▸ **TASK DETAILS**:
From the listing that follows, extract every line and set it down unaltered.

▸ **RECORDS FOR THE EXERCISE**:
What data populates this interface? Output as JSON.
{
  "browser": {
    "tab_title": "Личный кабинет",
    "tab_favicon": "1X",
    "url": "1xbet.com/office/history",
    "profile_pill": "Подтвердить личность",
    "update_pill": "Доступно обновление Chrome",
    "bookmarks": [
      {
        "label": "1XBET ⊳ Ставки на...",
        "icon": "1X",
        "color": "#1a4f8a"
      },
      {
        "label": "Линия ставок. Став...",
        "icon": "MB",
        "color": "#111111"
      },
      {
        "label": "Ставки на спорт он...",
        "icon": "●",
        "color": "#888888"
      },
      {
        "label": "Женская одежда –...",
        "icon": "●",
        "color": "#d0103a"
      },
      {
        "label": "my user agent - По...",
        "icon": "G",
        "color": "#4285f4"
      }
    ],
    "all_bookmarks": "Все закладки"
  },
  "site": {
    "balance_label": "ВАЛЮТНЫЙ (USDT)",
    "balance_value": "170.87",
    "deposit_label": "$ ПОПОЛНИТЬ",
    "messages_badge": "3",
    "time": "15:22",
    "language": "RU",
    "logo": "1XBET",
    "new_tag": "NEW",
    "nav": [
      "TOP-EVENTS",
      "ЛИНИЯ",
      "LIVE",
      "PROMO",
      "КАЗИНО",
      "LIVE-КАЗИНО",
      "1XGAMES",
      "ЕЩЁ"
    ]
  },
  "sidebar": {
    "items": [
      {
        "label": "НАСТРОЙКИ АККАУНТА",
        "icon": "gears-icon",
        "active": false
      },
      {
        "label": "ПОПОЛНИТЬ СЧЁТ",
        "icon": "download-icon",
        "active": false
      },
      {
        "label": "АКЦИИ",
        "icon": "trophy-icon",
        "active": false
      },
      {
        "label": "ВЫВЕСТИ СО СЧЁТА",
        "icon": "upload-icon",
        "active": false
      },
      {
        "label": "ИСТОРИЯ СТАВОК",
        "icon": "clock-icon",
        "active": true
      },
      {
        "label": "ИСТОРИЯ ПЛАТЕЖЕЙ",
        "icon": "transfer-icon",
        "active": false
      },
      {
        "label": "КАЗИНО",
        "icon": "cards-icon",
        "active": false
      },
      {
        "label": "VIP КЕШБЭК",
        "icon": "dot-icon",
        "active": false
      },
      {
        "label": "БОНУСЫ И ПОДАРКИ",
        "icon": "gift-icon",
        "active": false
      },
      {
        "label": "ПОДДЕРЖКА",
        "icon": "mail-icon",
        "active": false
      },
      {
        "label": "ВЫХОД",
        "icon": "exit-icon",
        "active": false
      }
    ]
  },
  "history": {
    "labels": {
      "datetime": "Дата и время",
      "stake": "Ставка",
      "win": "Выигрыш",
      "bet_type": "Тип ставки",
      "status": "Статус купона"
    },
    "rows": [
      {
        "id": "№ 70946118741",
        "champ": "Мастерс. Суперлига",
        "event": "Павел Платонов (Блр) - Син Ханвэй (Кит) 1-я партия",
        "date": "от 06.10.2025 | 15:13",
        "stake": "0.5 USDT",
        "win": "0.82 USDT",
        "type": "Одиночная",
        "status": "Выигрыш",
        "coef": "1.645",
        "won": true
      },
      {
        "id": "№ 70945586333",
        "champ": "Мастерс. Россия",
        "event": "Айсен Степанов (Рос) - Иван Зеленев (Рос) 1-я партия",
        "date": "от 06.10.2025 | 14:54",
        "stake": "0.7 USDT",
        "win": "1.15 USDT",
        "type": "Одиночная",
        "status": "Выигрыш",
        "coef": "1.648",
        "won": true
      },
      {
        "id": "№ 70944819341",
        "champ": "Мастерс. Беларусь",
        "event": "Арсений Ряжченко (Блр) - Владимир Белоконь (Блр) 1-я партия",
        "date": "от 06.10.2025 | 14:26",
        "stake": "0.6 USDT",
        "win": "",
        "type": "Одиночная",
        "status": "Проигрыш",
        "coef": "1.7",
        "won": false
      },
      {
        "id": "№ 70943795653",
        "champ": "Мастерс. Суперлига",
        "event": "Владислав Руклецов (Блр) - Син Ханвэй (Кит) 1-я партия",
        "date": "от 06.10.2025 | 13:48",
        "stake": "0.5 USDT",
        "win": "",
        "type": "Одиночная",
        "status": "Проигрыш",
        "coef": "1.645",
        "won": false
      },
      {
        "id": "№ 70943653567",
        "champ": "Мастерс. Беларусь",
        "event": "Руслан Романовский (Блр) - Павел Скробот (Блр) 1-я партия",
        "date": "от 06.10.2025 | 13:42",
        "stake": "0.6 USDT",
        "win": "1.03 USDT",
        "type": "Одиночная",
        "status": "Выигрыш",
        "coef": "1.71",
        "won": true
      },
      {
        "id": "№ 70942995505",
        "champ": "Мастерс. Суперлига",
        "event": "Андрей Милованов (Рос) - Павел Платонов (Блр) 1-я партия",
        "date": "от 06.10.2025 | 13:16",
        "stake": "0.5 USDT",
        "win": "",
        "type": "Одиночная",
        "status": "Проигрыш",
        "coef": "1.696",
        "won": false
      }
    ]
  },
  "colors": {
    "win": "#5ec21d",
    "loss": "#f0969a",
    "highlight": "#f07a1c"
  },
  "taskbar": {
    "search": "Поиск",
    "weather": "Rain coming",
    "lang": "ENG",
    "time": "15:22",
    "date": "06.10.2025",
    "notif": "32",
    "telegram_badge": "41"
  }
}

▸ **OUTPUT FOR THIS TASK**:
What data populates this interface? Output as JSON.
{
  "browser": {
    "tab_title": "Личный кабинет",
    "tab_favicon": "1X",
    "url": "1xbet.com/office/history",
    "profile_pill": "Подтвердить личность",
    "update_pill": "Доступно обновление Chrome",
    "bookmarks": [
      {
        "label": "1XBET ⊳ Ставки на...",
        "icon": "1X",
        "color": "#1a4f8a"
      },
      {
        "label": "Линия ставок. Став...",
        "icon": "MB",
        "color": "#111111"
      },
      {
        "label": "Ставки на спорт он...",
        "icon": "●",
        "color": "#888888"
      },
      {
        "label": "Женская одежда –...",
        "icon": "●",
        "color": "#d0103a"
      },
      {
        "label": "my user agent - По...",
        "icon": "G",
        "color": "#4285f4"
      }
    ],
    "all_bookmarks": "Все закладки"
  },
  "site": {
    "balance_label": "ВАЛЮТНЫЙ (USDT)",
    "balance_value": "170.87",
    "deposit_label": "$ ПОПОЛНИТЬ",
    "messages_badge": "3",
    "time": "15:22",
    "language": "RU",
    "logo": "1XBET",
    "new_tag": "NEW",
    "nav": [
      "TOP-EVENTS",
      "ЛИНИЯ",
      "LIVE",
      "PROMO",
      "КАЗИНО",
      "LIVE-КАЗИНО",
      "1XGAMES",
      "ЕЩЁ"
    ]
  },
  "sidebar": {
    "items": [
      {
        "label": "НАСТРОЙКИ АККАУНТА",
        "icon": "gears-icon",
        "active": false
      },
      {
        "label": "ПОПОЛНИТЬ СЧЁТ",
        "icon": "download-icon",
        "active": false
      },
      {
        "label": "АКЦИИ",
        "icon": "trophy-icon",
        "active": false
      },
      {
        "label": "ВЫВЕСТИ СО СЧЁТА",
        "icon": "upload-icon",
        "active": false
      },
      {
        "label": "ИСТОРИЯ СТАВОК",
        "icon": "clock-icon",
        "active": true
      },
      {
        "label": "ИСТОРИЯ ПЛАТЕЖЕЙ",
        "icon": "transfer-icon",
        "active": false
      },
      {
        "label": "КАЗИНО",
        "icon": "cards-icon",
        "active": false
      },
      {
        "label": "VIP КЕШБЭК",
        "icon": "dot-icon",
        "active": false
      },
      {
        "label": "БОНУСЫ И ПОДАРКИ",
        "icon": "gift-icon",
        "active": false
      },
      {
        "label": "ПОДДЕРЖКА",
        "icon": "mail-icon",
        "active": false
      },
      {
        "label": "ВЫХОД",
        "icon": "exit-icon",
        "active": false
      }
    ]
  },
  "history": {
    "labels": {
      "datetime": "Дата и время",
      "stake": "Ставка",
      "win": "Выигрыш",
      "bet_type": "Тип ставки",
      "status": "Статус купона"
    },
    "rows": [
      {
        "id": "№ 70946118741",
        "champ": "Мастерс. Суперлига",
        "event": "Павел Платонов (Блр) - Син Ханвэй (Кит) 1-я партия",
        "date": "от 06.10.2025 | 15:13",
        "stake": "0.5 USDT",
        "win": "0.82 USDT",
        "type": "Одиночная",
        "status": "Выигрыш",
        "coef": "1.645",
        "won": true
      },
      {
        "id": "№ 70945586333",
        "champ": "Мастерс. Россия",
        "event": "Айсен Степанов (Рос) - Иван Зеленев (Рос) 1-я партия",
        "date": "от 06.10.2025 | 14:54",
        "stake": "0.7 USDT",
        "win": "1.15 USDT",
        "type": "Одиночная",
        "status": "Выигрыш",
        "coef": "1.648",
        "won": true
      },
      {
        "id": "№ 70944819341",
        "champ": "Мастерс. Беларусь",
        "event": "Арсений Ряжченко (Блр) - Владимир Белоконь (Блр) 1-я партия",
        "date": "от 06.10.2025 | 14:26",
        "stake": "0.6 USDT",
        "win": "",
        "type": "Одиночная",
        "status": "Проигрыш",
        "coef": "1.7",
        "won": false
      },
      {
        "id": "№ 70943795653",
        "champ": "Мастерс. Суперлига",
        "event": "Владислав Руклецов (Блр) - Син Ханвэй (Кит) 1-я партия",
        "date": "от 06.10.2025 | 13:48",
        "stake": "0.5 USDT",
        "win": "",
        "type": "Одиночная",
        "status": "Проигрыш",
        "coef": "1.645",
        "won": false
      },
      {
        "id": "№ 70943653567",
        "champ": "Мастерс. Беларусь",
        "event": "Руслан Романовский (Блр) - Павел Скробот (Блр) 1-я партия",
        "date": "от 06.10.2025 | 13:42",
        "stake": "0.6 USDT",
        "win": "1.03 USDT",
        "type": "Одиночная",
        "status": "Выигрыш",
        "coef": "1.71",
        "won": true
      },
      {
        "id": "№ 70942995505",
        "champ": "Мастерс. Суперлига",
        "event": "Андрей Милованов (Рос) - Павел Платонов (Блр) 1-я партия",
        "date": "от 06.10.2025 | 13:16",
        "stake": "0.5 USDT",
        "win": "",
        "type": "Одиночная",
        "status": "Проигрыш",
        "coef": "1.696",
        "won": false
      }
    ]
  },
  "colors": {
    "win": "#5ec21d",
    "loss": "#f0969a",
    "highlight": "#f07a1c"
  },
  "taskbar": {
    "search": "Поиск",
    "weather": "Rain coming",
    "lang": "ENG",
    "time": "15:22",
    "date": "06.10.2025",
    "notif": "32",
    "telegram_badge": "41"
  }
}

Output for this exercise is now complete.